Look through the listing for the word "Звёздный". Copy each line that has it.

==*==

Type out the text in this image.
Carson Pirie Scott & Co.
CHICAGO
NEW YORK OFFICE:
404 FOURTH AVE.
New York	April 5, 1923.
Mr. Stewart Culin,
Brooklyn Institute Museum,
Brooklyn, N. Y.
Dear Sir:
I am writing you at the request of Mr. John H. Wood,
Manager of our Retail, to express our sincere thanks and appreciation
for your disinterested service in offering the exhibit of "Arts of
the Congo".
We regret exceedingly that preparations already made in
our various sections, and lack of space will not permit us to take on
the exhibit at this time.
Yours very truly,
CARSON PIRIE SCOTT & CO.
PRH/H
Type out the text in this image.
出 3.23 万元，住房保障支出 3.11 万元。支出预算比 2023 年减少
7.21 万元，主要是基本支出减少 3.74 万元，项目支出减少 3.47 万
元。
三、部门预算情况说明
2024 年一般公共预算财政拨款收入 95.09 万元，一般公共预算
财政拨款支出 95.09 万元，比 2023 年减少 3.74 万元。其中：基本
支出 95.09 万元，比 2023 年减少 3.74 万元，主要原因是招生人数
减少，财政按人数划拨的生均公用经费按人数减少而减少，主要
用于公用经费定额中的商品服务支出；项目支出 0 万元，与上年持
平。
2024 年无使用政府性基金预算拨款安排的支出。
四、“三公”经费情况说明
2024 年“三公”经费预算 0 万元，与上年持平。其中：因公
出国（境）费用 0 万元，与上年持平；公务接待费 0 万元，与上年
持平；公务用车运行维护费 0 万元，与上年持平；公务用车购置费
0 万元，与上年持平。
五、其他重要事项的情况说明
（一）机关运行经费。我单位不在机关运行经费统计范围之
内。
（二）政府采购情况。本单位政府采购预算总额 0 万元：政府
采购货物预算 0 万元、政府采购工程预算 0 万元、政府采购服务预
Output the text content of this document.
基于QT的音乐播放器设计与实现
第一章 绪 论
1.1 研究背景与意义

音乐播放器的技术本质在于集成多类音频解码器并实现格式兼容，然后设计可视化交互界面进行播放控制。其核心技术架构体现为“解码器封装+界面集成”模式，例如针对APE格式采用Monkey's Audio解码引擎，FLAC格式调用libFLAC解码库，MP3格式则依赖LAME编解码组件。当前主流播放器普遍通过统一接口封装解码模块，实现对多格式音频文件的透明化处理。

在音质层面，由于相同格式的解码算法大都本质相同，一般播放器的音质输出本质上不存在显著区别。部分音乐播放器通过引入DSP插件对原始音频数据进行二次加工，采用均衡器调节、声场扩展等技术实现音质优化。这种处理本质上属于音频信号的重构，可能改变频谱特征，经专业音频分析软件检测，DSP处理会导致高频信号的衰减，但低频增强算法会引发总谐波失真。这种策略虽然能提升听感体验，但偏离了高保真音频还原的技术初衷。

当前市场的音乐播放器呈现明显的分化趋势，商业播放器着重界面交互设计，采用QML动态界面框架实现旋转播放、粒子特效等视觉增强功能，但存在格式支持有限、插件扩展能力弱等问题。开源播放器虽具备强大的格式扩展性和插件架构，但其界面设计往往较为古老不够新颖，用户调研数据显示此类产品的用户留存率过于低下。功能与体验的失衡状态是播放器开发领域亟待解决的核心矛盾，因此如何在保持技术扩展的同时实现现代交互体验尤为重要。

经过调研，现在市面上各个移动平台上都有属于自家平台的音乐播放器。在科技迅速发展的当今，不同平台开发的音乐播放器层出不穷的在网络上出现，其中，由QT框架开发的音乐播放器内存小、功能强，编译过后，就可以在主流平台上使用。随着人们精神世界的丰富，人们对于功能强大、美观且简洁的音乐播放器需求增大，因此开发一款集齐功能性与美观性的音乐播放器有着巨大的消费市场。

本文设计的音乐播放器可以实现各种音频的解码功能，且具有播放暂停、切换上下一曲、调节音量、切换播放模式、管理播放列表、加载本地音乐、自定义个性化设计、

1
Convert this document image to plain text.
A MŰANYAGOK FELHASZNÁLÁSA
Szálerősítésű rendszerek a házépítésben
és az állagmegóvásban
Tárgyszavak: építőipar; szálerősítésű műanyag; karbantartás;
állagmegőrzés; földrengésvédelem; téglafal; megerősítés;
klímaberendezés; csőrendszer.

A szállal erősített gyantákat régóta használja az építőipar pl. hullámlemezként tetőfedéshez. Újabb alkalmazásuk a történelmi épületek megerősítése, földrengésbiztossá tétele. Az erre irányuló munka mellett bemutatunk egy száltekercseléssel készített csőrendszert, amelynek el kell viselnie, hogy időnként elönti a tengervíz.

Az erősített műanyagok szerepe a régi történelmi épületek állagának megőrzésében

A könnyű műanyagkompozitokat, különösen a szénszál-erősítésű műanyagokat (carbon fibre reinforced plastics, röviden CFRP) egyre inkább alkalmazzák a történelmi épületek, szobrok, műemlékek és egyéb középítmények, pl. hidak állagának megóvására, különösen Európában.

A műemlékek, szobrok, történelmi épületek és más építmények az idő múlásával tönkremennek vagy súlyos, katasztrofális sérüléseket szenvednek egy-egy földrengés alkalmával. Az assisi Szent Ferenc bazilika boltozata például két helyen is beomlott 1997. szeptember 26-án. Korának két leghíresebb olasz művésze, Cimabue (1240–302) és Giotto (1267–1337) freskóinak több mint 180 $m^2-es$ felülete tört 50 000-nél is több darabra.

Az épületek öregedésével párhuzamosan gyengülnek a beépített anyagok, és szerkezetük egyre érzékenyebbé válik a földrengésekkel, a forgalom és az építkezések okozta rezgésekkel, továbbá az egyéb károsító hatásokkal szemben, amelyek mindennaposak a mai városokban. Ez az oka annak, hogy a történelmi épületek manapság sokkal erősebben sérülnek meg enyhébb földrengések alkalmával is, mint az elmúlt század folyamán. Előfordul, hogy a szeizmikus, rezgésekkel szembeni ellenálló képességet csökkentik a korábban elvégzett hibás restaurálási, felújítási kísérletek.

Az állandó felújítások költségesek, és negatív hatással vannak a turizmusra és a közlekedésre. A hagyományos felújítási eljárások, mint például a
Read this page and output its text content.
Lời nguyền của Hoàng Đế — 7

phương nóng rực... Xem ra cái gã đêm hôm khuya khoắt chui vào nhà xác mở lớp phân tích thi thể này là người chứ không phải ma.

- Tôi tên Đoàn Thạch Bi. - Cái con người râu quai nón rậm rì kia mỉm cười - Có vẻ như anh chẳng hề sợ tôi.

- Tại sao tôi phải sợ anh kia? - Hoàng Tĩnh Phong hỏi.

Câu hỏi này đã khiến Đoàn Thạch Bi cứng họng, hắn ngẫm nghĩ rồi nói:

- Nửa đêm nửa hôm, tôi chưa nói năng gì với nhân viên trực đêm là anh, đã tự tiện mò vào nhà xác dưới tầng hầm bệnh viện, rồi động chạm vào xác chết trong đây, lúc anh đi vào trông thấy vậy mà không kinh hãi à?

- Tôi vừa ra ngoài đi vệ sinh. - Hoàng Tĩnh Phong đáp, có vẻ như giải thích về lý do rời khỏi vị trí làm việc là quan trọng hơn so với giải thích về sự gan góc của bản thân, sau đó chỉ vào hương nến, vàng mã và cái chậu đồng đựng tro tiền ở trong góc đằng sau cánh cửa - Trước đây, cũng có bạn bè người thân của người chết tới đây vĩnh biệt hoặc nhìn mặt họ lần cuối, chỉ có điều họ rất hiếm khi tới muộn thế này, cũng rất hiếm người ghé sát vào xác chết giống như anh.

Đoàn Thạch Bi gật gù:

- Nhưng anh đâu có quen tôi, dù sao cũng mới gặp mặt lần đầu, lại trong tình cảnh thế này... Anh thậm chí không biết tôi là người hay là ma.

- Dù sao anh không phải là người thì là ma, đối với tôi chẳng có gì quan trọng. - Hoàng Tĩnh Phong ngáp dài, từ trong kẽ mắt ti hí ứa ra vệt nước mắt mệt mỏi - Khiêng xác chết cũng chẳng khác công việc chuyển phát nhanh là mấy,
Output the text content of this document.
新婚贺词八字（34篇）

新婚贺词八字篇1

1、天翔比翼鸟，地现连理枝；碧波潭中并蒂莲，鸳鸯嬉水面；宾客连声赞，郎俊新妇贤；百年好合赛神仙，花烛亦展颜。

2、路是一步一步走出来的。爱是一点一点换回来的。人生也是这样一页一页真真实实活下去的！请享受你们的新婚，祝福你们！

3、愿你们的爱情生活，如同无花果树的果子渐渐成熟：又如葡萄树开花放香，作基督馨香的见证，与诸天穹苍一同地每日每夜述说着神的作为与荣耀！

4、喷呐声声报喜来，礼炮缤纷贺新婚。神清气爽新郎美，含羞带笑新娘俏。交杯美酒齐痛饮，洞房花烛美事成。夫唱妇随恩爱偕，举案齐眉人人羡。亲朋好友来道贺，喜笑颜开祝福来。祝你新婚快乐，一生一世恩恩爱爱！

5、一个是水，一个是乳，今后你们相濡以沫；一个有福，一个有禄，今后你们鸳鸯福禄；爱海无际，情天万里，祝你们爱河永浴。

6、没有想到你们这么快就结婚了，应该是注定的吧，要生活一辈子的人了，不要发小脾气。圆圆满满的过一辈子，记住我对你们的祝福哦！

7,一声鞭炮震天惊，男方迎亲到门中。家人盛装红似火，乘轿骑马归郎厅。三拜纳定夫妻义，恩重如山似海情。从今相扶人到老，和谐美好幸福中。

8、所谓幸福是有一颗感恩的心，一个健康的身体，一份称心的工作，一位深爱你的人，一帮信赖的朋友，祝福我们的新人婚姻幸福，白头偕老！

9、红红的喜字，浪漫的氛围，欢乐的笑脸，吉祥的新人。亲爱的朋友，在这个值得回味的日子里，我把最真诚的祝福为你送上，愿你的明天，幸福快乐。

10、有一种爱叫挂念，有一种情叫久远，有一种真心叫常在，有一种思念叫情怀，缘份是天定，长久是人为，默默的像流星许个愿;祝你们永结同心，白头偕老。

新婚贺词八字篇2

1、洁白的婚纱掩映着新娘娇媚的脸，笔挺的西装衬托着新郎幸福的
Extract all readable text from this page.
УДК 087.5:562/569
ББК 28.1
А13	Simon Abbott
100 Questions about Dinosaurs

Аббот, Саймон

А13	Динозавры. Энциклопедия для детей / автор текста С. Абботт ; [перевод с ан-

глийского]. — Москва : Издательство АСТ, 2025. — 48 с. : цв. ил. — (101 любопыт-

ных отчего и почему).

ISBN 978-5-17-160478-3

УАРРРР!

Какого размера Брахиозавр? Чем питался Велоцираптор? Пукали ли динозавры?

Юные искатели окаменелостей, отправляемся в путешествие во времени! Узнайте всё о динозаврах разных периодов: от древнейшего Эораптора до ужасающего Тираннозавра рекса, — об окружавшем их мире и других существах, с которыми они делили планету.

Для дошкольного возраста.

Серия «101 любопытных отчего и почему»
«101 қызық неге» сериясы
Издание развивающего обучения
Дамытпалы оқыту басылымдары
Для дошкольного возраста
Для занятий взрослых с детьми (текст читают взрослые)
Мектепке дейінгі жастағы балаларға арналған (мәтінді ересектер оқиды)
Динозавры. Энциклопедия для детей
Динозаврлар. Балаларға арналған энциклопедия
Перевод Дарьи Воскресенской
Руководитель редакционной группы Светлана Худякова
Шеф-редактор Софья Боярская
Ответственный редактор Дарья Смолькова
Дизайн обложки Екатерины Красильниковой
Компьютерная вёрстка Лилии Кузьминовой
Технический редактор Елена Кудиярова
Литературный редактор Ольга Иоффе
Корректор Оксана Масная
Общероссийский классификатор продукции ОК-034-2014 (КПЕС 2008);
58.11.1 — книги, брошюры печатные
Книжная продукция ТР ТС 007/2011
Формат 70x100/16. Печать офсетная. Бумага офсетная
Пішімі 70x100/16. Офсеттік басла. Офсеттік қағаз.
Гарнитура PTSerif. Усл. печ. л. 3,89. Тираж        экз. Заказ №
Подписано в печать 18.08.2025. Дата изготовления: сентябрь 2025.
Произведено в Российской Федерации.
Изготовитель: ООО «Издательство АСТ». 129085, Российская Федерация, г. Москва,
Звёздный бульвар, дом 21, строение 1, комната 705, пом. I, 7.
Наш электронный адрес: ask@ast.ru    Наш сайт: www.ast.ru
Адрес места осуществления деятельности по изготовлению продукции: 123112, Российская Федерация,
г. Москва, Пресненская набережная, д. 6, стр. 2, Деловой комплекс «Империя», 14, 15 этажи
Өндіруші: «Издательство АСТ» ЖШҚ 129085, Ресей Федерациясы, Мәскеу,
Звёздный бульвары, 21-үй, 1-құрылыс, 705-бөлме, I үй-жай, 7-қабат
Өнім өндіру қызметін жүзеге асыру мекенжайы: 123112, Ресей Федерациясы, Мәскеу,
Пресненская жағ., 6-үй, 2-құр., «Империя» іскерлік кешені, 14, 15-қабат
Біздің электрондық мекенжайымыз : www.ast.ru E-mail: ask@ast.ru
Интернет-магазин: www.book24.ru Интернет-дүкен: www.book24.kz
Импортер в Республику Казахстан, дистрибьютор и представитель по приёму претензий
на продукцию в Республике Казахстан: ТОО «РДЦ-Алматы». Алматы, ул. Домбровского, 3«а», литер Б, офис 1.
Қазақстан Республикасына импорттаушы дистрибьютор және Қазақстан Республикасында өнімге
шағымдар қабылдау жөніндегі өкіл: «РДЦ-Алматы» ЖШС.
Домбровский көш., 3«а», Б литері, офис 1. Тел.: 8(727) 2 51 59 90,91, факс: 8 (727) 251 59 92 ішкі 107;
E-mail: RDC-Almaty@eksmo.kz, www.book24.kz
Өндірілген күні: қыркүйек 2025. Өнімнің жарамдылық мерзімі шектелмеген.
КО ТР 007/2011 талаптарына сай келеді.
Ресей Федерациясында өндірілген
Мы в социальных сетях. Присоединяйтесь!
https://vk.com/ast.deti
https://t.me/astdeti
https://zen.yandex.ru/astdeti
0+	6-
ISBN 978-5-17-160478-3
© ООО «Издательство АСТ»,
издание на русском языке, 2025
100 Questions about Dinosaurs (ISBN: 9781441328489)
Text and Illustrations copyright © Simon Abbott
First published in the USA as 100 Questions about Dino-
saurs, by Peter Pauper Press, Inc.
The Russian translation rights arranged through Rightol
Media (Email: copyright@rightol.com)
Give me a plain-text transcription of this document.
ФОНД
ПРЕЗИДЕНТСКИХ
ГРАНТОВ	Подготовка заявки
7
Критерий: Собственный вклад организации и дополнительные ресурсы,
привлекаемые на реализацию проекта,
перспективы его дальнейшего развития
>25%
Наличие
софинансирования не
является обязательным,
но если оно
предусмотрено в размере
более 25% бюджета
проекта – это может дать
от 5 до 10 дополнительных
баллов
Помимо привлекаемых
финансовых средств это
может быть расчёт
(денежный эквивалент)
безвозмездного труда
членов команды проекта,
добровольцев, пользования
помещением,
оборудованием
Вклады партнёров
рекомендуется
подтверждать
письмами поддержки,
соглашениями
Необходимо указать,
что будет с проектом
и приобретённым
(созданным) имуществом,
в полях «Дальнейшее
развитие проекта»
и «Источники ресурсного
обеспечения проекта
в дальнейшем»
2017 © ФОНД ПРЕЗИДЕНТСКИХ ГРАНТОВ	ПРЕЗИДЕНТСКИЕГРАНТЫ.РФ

==*==

§ **CORRECT ANSWER**
Звёздный бульвар, дом 21, строение 1, комната 705, пом. I, 7.
Звёздный бульвары, 21-үй, 1-құрылыс, 705-бөлме, I үй-жай, 7-қабат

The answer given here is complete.